- **EXERCISE PASSAGE**
===
Even when asked directly by a Slashdot reader, "Why try so hard to force your software on the user? Is it worth the market share to anger and confuse your core audience? Mention Real to the average user, and their first response is ‘I hate that software. I wish I knew how to delete it.  I’ve always been taught that it’s best to make your customers happy, instead of holding them hostage. Does your business model say otherwise?" Glaser answers in PR-speak and evades the issue, instead focusing on competitors (Microsoft in this case) and his technical team.  Glaser:

"We have put a lot of effort into making our users happy and in giving users lots of choice in how they install and use our software. We have learned a lot over the years and I think if you look at RealPlayer 10 for Windows, Mac, or Linux carefully, you would find that it gives users much more choice and control over how our player works than any other major media player, including Microsoft’s Windows Media Player or Apple’s iTunes.

While I’m not 100% sure, from your description it sounds like you have a previous version of RealPlayer. In RealPlayer 10, the user can select Tools/Preferences/Automatic Services and configure all of the background activity, including features that remain active when RP is not running. With just a couple of mouseclicks, the user can disable all background services.

Compare how our software works to Microsoft’s. Have you ever tried to "uninstall" Windows Media Player? All Windows does, in its own words, is "removes access to Windows Media Player from the Start Menu and Desktop," yet it doesn’t actually get rid of the software. If you uninstall RealPlayer, we uninstall the whole enchilada. Same with mime types: we ask you what mime types you want our player to play, and then we only play those. On the other hand, when you upgrade your version of Windows, it takes the mime types it wants to without even asking. What’s more, we’ve been told by reliable sources that Microsoft writes into its contracts with computer OEMs that the OEM MUST make Windows Media Player the default player for major mime types, otherwise the OEM doesn’t get access to critical marketing funds that every PC manufacturer needs to stay in business.
===
- **EXTRACTED RECORDS**

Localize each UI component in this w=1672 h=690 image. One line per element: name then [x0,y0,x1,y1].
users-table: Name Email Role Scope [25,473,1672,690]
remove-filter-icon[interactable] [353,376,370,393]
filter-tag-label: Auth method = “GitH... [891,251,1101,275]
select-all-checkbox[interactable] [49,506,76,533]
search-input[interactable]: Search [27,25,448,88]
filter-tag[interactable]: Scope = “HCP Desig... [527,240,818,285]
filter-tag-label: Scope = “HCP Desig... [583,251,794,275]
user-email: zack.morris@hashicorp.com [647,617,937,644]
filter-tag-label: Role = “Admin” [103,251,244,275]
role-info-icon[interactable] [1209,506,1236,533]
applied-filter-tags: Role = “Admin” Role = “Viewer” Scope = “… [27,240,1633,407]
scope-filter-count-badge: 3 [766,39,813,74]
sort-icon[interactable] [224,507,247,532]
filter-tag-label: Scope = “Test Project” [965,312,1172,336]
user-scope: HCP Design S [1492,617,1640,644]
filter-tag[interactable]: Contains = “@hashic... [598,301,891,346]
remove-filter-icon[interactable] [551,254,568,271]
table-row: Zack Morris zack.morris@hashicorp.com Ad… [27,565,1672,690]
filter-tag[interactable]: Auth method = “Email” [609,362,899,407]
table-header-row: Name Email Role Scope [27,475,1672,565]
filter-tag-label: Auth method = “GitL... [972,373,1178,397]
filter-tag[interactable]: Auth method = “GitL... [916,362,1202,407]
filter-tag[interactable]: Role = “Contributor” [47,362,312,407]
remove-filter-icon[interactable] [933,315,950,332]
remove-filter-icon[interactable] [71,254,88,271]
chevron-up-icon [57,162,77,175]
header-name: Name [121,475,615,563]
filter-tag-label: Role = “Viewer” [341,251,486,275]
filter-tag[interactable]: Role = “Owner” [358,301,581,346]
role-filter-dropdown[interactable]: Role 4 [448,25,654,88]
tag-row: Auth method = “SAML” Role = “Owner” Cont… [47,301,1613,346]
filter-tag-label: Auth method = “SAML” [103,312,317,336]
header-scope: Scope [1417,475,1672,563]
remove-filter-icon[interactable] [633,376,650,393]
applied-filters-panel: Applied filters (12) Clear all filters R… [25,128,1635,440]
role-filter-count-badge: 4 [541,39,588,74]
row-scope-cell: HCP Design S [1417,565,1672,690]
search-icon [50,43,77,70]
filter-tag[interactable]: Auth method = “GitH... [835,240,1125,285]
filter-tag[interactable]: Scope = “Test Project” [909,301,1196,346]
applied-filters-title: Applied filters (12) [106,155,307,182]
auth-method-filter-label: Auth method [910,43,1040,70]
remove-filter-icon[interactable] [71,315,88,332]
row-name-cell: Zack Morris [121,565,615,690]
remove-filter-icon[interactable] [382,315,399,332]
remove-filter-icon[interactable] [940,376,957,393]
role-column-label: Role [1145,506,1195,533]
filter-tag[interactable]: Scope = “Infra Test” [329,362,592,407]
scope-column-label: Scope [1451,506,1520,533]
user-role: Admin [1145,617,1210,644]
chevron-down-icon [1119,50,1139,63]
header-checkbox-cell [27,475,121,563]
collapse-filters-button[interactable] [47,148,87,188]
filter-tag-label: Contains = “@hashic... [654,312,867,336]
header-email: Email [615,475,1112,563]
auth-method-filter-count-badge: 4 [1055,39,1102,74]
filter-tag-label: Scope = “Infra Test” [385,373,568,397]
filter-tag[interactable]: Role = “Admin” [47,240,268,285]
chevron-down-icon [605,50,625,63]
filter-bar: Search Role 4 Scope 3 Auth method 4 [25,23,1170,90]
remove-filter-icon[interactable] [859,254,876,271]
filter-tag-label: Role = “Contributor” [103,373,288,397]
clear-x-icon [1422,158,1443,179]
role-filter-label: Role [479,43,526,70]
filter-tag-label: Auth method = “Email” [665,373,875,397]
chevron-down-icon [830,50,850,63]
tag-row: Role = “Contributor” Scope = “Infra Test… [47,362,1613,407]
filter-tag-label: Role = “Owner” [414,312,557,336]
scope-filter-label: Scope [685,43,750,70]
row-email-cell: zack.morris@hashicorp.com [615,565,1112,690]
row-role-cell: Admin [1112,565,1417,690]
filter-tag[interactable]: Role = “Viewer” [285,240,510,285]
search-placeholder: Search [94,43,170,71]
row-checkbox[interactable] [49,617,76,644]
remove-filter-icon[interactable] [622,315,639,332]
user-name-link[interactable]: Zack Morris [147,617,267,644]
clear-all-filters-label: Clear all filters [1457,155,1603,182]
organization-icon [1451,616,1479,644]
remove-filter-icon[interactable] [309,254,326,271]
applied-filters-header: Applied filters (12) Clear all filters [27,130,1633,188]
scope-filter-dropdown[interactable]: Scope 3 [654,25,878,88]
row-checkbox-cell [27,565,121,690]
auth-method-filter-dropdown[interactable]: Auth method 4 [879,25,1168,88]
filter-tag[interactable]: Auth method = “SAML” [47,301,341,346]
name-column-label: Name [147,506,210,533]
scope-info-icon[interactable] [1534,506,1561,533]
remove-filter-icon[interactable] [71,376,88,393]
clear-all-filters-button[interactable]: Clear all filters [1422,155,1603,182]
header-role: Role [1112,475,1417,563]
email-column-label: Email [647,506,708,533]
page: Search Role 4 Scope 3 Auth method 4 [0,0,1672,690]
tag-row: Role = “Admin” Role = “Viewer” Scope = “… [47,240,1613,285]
===
- **PARTS OF THE EXERCISE**
1 – Answer these about the RealPlayer text:
(a) What menu path in RealPlayer 10 lets the user configure all of the background activity?
(b) Besides RealPlayer, which two media players does Glaser name when he claims RealPlayer 10 gives users more choice and control?
(c) On what does Glaser focus instead of the issue the Slashdot reader raised?
2 – Please rewrite the part of the RealPlayer text that opens with "Compare how our" and closes with "stay in business.", swapping "the whole enchilada" for "the entire program".

- **RESPONSES BY TASK**
1 –
(a) Tools/Preferences/Automatic Services
(b) Microsoft's Windows Media Player and Apple's iTunes
(c) Competitors (Microsoft in this case) and his technical team

2 –
Compare how our software works to Microsoft’s. Have you ever tried to "uninstall" Windows Media Player? All Windows does, in its own words, is "removes access to Windows Media Player from the Start Menu and Desktop," yet it doesn’t actually get rid of the software. If you uninstall RealPlayer, we uninstall the entire program. Same with mime types: we ask you what mime types you want our player to play, and then we only play those. On the other hand, when you upgrade your version of Windows, it takes the mime types it wants to without even asking. What’s more, we’ve been told by reliable sources that Microsoft writes into its contracts with computer OEMs that the OEM MUST make Windows Media Player the default player for major mime types, otherwise the OEM doesn’t get access to critical marketing funds that every PC manufacturer needs to stay in business.